DO THIS. In the records below, find each line containing the word "Write" and copy it.

DATASET ROWS.

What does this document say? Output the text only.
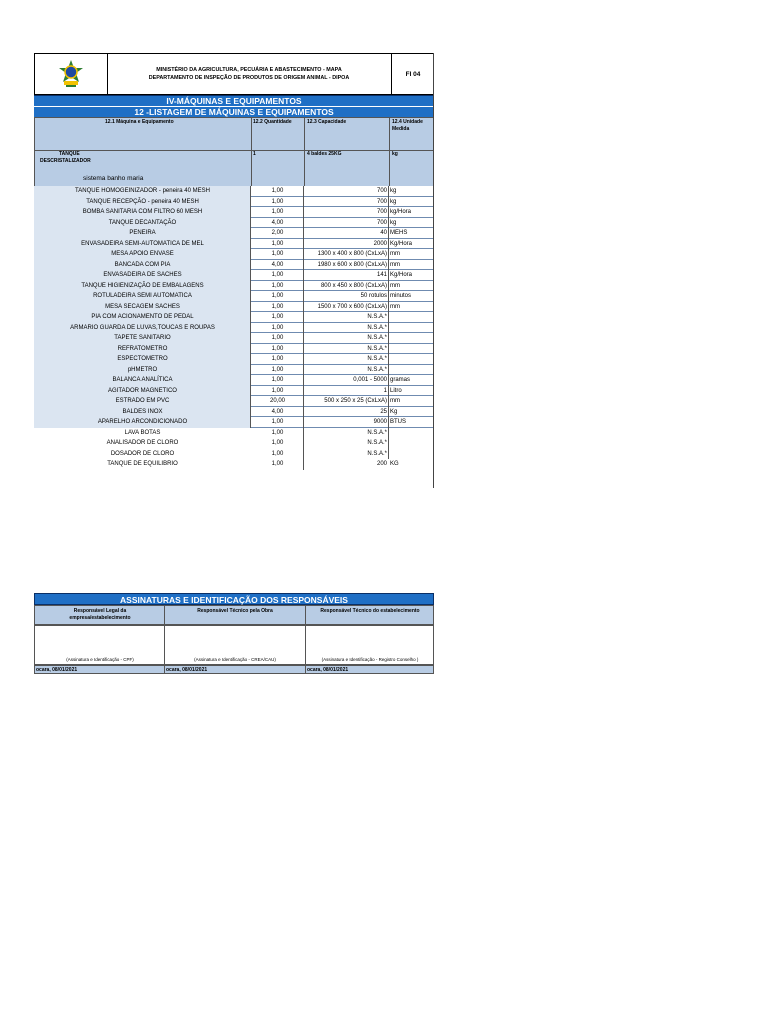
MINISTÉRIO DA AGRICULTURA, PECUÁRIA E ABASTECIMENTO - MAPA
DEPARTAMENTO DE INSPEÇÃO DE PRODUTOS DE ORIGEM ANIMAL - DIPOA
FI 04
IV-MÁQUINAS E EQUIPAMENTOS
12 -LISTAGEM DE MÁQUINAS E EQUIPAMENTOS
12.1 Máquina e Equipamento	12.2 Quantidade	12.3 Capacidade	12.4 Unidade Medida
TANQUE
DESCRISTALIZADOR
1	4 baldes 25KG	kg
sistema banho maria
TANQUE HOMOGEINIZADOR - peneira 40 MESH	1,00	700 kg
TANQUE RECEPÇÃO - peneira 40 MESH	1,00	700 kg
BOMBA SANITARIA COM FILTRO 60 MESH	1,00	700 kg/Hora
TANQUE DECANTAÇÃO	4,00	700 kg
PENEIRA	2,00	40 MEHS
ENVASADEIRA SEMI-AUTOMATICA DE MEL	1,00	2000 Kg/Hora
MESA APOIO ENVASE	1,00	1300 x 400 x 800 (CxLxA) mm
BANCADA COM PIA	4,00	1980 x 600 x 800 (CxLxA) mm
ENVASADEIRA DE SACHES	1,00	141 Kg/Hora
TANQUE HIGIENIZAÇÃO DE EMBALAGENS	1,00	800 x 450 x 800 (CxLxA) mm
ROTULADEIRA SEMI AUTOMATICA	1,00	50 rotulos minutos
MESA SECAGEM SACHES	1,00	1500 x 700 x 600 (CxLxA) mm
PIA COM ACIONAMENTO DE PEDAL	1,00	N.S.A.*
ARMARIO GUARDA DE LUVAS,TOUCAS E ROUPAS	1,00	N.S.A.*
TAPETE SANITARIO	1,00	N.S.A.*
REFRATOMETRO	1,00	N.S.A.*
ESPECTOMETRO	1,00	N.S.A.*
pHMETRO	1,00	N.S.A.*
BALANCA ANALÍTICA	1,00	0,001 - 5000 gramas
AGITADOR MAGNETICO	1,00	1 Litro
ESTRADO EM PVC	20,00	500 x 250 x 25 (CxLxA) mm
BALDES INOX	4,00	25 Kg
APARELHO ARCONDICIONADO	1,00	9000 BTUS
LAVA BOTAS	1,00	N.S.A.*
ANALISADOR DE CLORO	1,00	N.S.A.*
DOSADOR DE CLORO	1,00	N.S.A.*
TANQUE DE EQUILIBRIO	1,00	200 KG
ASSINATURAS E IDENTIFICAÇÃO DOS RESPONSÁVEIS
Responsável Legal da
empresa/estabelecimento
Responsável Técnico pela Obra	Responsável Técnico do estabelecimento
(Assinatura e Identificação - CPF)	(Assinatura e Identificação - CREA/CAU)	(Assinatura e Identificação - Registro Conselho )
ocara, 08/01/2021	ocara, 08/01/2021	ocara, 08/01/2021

* * *

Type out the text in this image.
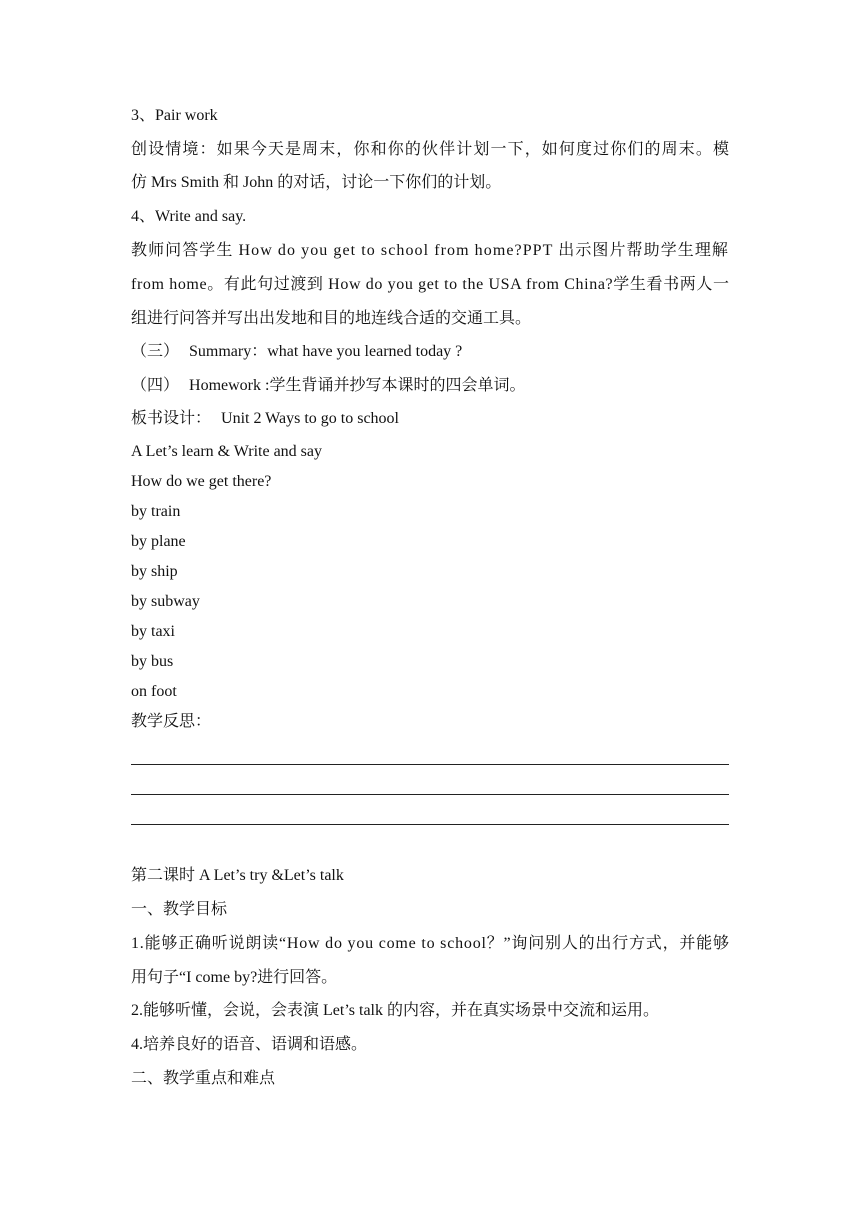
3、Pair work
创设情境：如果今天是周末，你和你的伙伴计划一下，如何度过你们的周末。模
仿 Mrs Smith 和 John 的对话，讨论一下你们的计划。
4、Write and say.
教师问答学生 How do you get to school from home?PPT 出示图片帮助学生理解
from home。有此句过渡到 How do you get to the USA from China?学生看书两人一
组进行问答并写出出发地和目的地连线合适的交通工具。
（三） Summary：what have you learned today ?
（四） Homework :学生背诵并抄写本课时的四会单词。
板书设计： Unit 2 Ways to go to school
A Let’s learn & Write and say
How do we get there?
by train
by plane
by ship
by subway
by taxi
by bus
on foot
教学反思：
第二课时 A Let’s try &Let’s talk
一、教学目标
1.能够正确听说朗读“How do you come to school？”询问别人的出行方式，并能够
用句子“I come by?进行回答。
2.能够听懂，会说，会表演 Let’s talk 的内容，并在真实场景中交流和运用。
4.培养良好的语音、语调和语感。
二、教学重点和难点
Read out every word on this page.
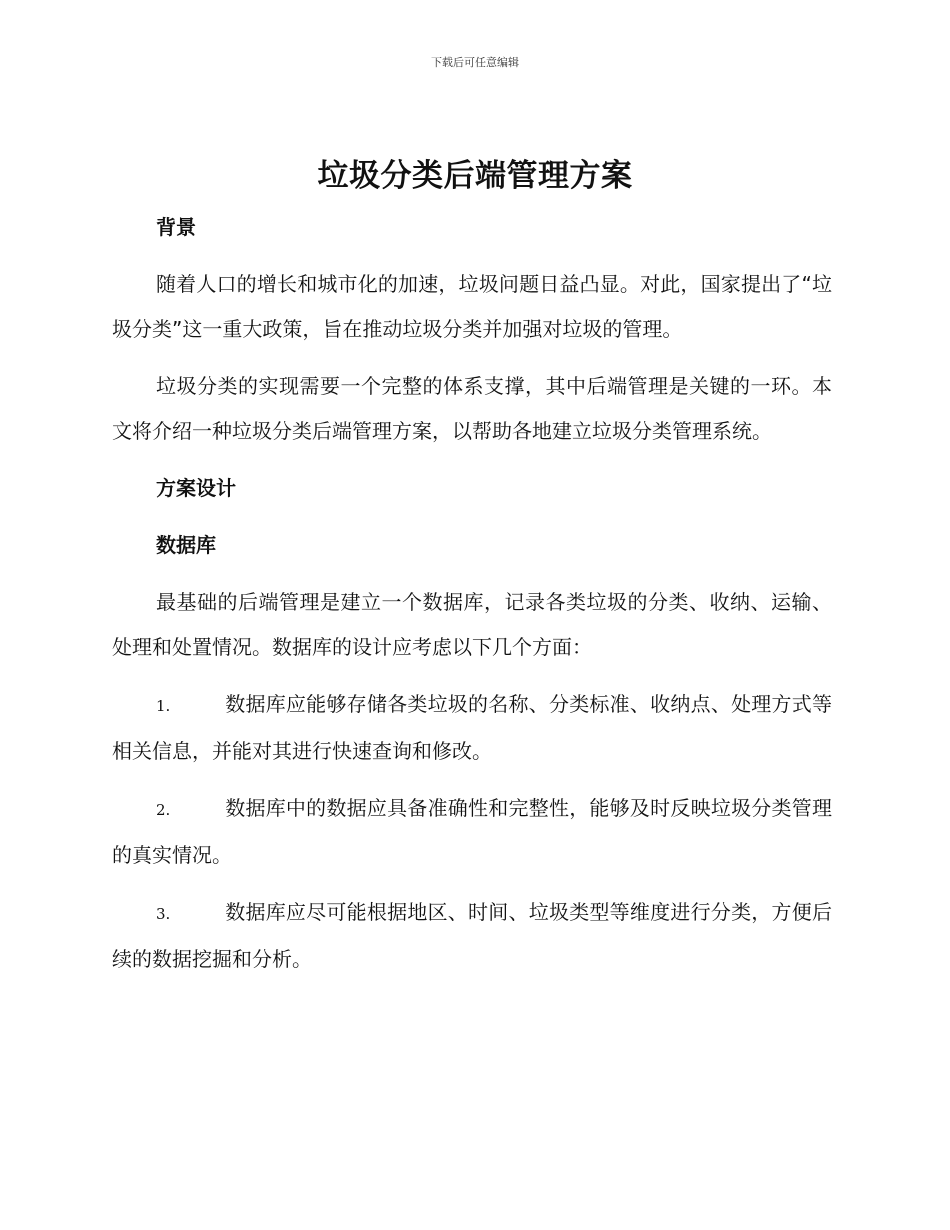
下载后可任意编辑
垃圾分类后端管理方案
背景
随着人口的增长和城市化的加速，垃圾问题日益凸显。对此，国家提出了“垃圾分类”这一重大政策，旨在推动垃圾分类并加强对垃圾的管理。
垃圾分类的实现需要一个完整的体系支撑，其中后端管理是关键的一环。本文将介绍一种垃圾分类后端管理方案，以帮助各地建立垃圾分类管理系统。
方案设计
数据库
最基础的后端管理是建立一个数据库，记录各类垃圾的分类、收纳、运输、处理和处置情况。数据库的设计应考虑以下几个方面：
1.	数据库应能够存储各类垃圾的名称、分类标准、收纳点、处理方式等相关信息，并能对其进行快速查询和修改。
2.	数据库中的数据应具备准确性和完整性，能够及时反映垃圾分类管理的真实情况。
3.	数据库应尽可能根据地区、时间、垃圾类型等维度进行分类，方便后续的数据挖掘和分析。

WORKED ANSWER.
4、Write and say.
A Let’s learn & Write and say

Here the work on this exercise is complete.